(Collection entries)
— start —

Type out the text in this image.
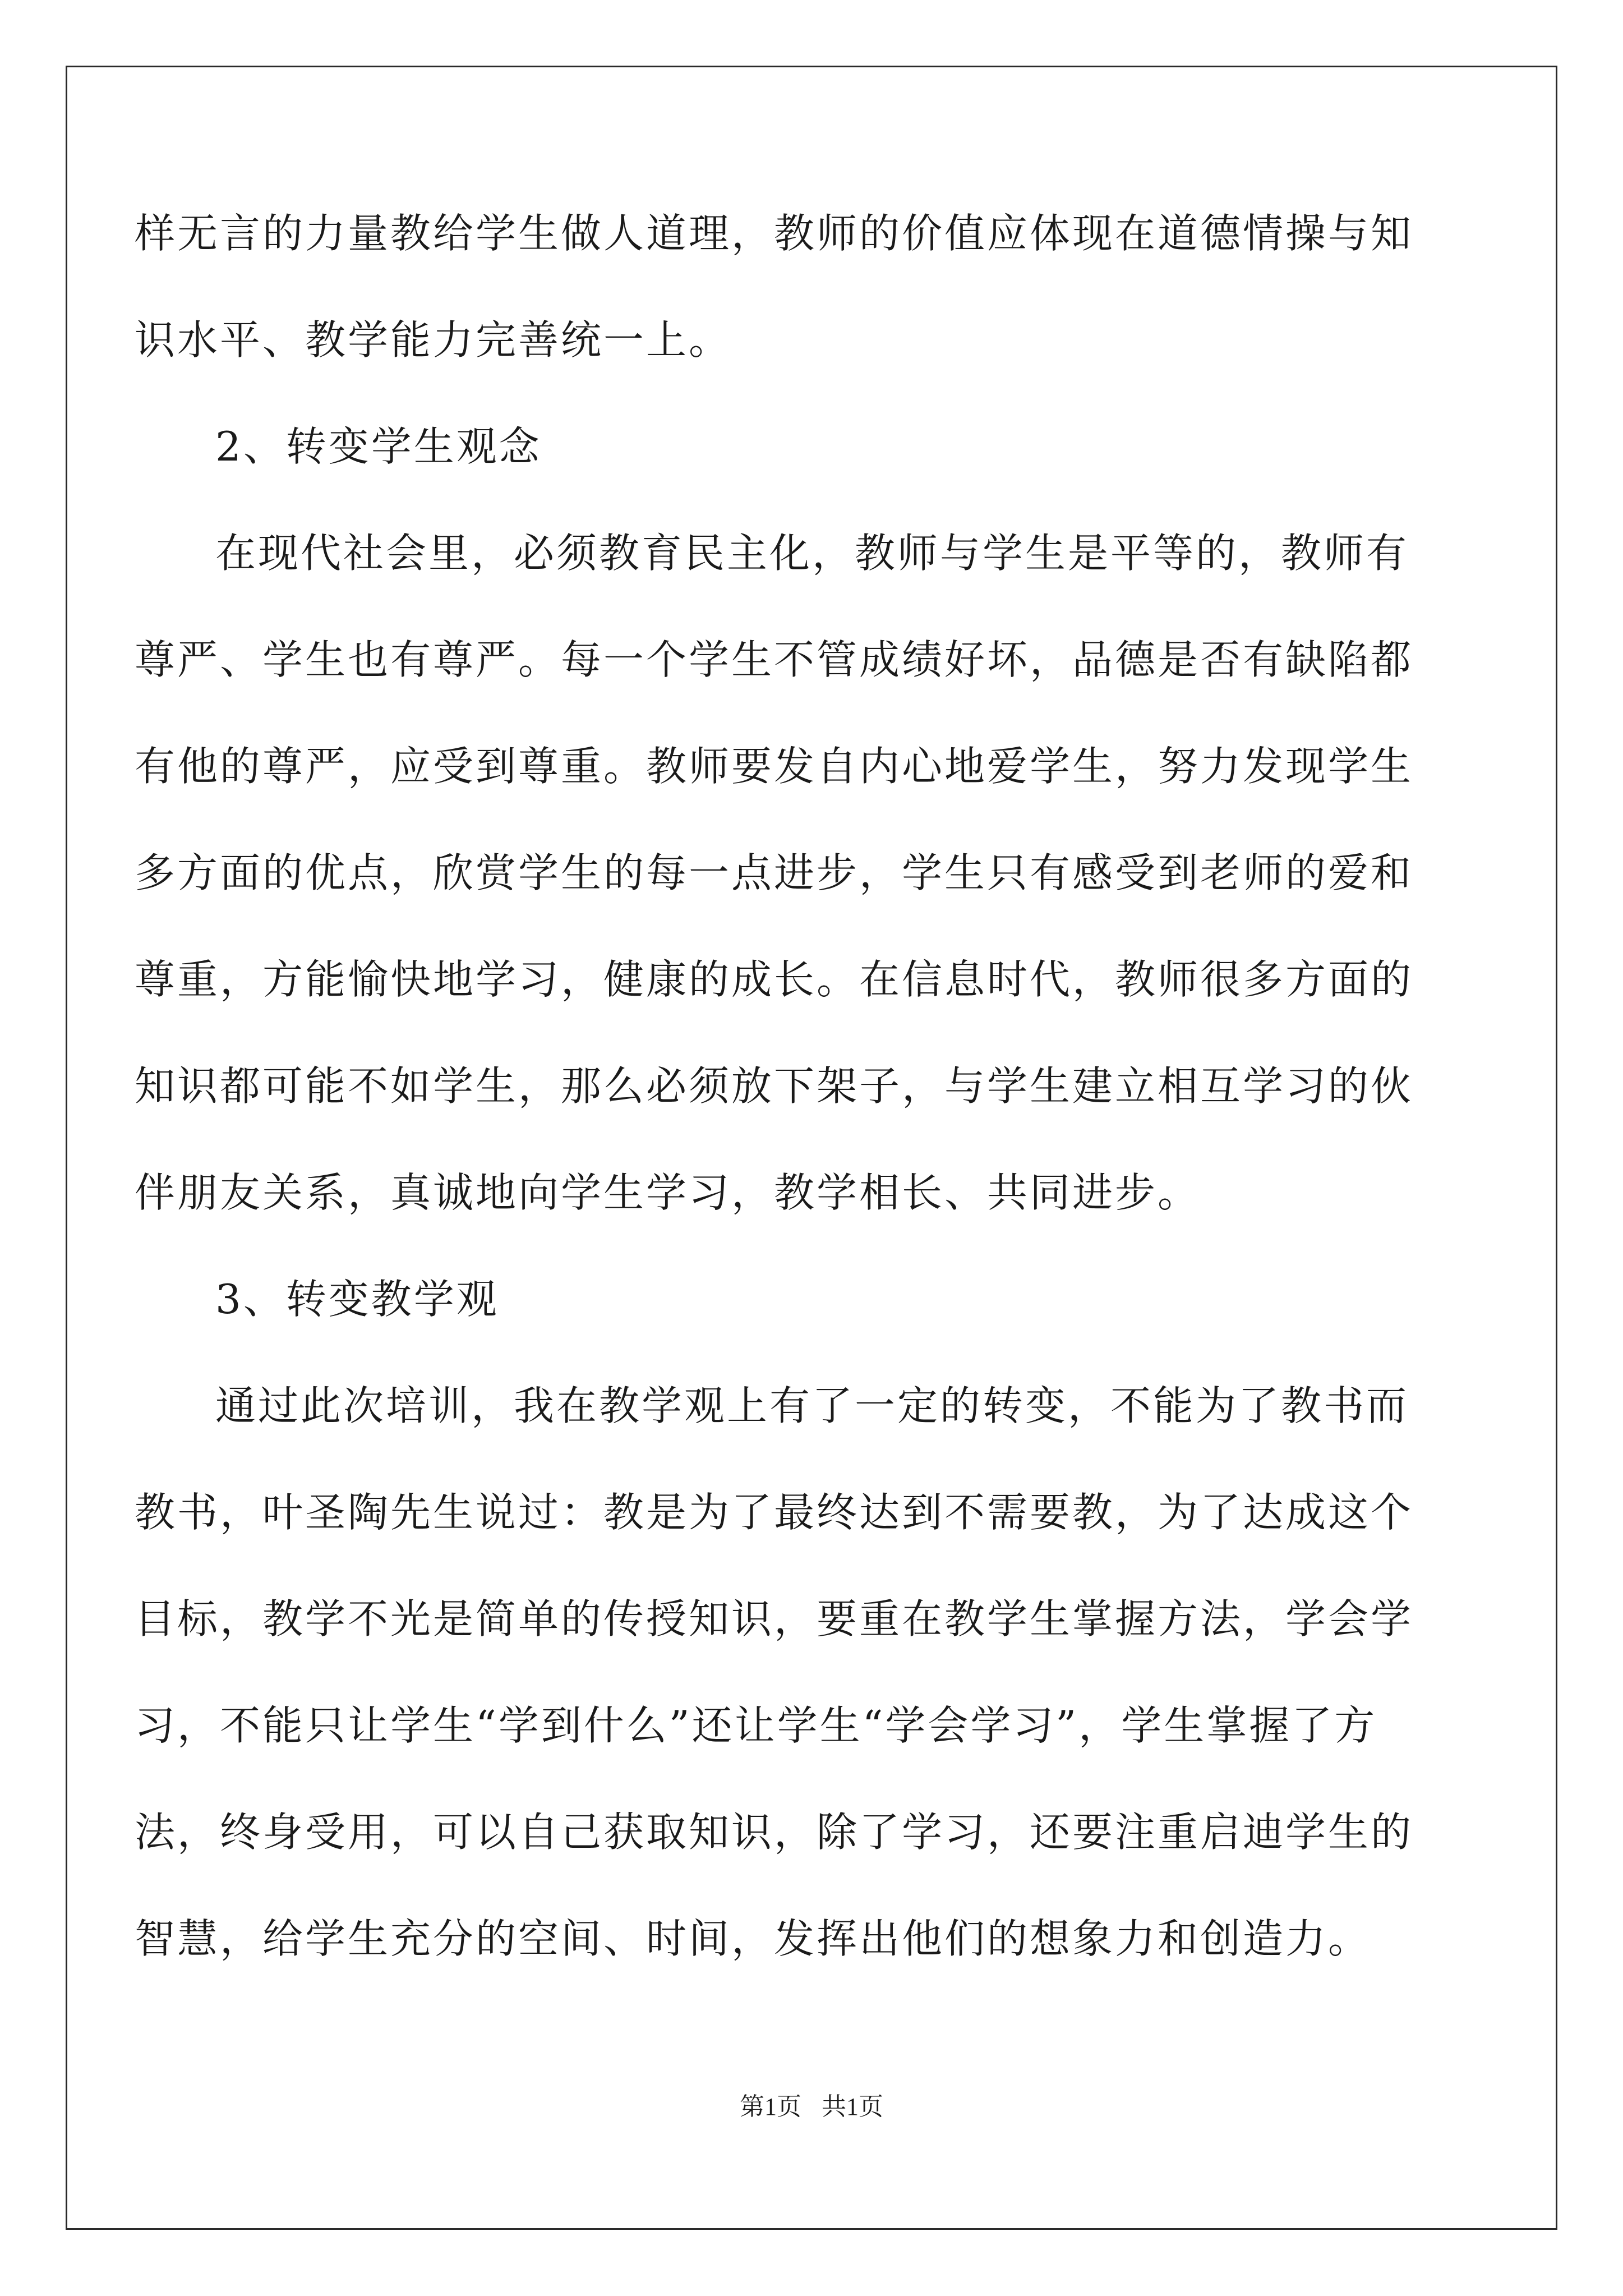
样无言的力量教给学生做人道理，教师的价值应体现在道德情操与知
识水平、教学能力完善统一上。
2、转变学生观念
在现代社会里，必须教育民主化，教师与学生是平等的，教师有
尊严、学生也有尊严。每一个学生不管成绩好坏，品德是否有缺陷都
有他的尊严，应受到尊重。教师要发自内心地爱学生，努力发现学生
多方面的优点，欣赏学生的每一点进步，学生只有感受到老师的爱和
尊重，方能愉快地学习，健康的成长。在信息时代，教师很多方面的
知识都可能不如学生，那么必须放下架子，与学生建立相互学习的伙
伴朋友关系，真诚地向学生学习，教学相长、共同进步。
3、转变教学观
通过此次培训，我在教学观上有了一定的转变，不能为了教书而
教书，叶圣陶先生说过：教是为了最终达到不需要教，为了达成这个
目标，教学不光是简单的传授知识，要重在教学生掌握方法，学会学
习，不能只让学生“学到什么”还让学生“学会学习”，学生掌握了方
法，终身受用，可以自己获取知识，除了学习，还要注重启迪学生的
智慧，给学生充分的空间、时间，发挥出他们的想象力和创造力。
第1页 共1页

— end —

• _To be done_
Transcribe all of the records above character for character. Exclude the pictures.

• _Response to the task_
Type out the text in this image.
样无言的力量教给学生做人道理，教师的价值应体现在道德情操与知
识水平、教学能力完善统一上。
2、转变学生观念
在现代社会里，必须教育民主化，教师与学生是平等的，教师有
尊严、学生也有尊严。每一个学生不管成绩好坏，品德是否有缺陷都
有他的尊严，应受到尊重。教师要发自内心地爱学生，努力发现学生
多方面的优点，欣赏学生的每一点进步，学生只有感受到老师的爱和
尊重，方能愉快地学习，健康的成长。在信息时代，教师很多方面的
知识都可能不如学生，那么必须放下架子，与学生建立相互学习的伙
伴朋友关系，真诚地向学生学习，教学相长、共同进步。
3、转变教学观
通过此次培训，我在教学观上有了一定的转变，不能为了教书而
教书，叶圣陶先生说过：教是为了最终达到不需要教，为了达成这个
目标，教学不光是简单的传授知识，要重在教学生掌握方法，学会学
习，不能只让学生“学到什么”还让学生“学会学习”，学生掌握了方
法，终身受用，可以自己获取知识，除了学习，还要注重启迪学生的
智慧，给学生充分的空间、时间，发挥出他们的想象力和创造力。
第1页 共1页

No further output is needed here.